— Start SUPPLIED ENTRIES —

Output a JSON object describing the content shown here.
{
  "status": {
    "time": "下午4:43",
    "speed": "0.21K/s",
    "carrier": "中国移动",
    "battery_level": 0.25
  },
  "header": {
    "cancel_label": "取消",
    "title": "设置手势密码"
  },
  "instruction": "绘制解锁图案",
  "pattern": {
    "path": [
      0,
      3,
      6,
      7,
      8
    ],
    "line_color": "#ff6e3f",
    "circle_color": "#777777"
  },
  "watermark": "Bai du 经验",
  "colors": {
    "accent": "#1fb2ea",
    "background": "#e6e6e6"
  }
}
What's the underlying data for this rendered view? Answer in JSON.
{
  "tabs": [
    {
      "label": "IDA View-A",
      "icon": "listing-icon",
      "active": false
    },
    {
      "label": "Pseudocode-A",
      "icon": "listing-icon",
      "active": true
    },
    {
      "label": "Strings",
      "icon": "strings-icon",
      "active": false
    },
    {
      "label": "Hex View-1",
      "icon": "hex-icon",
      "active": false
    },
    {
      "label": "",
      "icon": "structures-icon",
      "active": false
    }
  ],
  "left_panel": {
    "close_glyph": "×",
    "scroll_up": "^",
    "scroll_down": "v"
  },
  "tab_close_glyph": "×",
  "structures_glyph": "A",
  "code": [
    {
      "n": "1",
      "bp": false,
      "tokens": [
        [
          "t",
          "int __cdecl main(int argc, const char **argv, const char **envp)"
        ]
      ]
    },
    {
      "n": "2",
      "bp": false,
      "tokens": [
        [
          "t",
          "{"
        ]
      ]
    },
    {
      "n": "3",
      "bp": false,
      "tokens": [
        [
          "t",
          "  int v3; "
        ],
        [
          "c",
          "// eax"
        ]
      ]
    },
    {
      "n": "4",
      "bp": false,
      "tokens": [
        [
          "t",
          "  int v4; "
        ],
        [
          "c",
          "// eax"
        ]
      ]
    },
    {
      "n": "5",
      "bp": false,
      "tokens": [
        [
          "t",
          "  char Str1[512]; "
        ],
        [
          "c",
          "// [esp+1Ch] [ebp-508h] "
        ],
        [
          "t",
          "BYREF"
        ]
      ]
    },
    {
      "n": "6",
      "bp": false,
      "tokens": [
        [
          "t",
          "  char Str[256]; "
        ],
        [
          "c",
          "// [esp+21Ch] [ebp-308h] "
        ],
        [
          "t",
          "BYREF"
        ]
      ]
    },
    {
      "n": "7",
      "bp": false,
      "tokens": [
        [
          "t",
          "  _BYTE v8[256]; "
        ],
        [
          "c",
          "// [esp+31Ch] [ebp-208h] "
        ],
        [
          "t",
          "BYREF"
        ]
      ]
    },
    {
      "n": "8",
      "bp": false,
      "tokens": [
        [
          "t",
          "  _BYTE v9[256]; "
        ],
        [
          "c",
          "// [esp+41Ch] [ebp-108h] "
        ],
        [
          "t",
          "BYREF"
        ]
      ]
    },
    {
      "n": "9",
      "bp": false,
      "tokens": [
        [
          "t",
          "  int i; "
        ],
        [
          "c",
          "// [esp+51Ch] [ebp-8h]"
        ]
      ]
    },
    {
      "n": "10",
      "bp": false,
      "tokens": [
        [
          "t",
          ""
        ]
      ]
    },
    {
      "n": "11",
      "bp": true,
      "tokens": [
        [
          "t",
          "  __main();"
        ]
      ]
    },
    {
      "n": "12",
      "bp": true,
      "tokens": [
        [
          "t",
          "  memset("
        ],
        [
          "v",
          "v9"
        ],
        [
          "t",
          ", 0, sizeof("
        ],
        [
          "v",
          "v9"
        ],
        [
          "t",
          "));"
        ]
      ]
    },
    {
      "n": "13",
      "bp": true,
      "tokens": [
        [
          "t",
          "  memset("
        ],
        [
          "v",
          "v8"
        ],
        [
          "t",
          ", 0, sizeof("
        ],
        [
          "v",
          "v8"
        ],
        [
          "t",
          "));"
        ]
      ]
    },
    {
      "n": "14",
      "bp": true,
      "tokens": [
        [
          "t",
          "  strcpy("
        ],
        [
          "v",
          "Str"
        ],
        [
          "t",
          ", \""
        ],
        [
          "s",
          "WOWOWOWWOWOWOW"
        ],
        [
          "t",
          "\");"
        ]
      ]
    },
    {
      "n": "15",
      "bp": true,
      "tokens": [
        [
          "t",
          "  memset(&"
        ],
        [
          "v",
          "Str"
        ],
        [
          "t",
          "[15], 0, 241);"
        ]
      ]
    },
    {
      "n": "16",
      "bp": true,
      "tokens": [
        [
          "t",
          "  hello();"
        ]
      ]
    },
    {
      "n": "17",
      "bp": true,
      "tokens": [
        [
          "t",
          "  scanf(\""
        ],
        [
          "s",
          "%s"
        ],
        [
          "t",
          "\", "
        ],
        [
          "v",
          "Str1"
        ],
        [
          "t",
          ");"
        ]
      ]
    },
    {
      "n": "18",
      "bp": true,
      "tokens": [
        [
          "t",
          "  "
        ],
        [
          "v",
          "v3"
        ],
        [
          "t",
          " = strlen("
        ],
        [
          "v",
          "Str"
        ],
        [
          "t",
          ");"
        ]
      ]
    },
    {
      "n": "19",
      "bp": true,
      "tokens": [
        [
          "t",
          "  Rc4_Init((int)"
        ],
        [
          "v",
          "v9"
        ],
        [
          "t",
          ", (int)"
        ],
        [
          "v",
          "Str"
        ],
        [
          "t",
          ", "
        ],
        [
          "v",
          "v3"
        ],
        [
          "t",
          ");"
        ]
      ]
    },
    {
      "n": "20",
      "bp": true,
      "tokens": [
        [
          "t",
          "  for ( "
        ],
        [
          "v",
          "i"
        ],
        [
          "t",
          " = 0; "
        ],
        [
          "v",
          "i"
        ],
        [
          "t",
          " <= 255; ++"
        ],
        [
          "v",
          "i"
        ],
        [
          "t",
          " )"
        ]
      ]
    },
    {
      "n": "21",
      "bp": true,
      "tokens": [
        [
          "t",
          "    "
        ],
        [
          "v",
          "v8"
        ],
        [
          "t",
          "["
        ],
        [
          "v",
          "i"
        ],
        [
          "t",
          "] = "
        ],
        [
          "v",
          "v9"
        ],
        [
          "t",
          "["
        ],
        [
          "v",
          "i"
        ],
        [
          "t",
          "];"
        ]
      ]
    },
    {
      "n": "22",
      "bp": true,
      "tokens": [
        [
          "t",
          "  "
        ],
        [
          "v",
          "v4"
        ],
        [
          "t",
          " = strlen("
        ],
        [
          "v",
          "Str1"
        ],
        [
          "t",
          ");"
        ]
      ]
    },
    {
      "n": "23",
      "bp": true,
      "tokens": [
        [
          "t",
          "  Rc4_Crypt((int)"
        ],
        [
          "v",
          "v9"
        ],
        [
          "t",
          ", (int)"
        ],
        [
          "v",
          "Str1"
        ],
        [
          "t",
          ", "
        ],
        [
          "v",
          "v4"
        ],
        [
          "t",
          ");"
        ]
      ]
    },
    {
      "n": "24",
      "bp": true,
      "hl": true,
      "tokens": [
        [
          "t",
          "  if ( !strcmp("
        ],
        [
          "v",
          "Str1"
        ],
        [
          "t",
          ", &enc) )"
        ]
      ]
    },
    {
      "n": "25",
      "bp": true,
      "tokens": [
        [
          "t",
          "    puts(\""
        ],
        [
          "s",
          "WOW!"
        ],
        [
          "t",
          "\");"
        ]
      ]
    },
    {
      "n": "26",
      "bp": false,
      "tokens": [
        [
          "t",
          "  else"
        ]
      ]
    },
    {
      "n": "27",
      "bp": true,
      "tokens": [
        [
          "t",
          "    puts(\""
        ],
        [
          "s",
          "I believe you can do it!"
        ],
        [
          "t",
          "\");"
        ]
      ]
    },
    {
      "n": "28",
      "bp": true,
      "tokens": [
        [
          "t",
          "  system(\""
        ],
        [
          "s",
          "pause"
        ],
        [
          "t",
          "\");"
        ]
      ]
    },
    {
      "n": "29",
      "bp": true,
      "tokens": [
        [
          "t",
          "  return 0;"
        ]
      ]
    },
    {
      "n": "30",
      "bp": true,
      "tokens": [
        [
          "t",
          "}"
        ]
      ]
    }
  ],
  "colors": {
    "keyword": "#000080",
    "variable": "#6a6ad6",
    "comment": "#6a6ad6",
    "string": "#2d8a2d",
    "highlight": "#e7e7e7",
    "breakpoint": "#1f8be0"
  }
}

— End SUPPLIED ENTRIES —

WHAT TO DO: Find all lines holding the string "icon" and copy them.

RESPONSE TO THE TASK:
      "icon": "listing-icon",
      "icon": "listing-icon",
      "icon": "strings-icon",
      "icon": "hex-icon",
      "icon": "structures-icon",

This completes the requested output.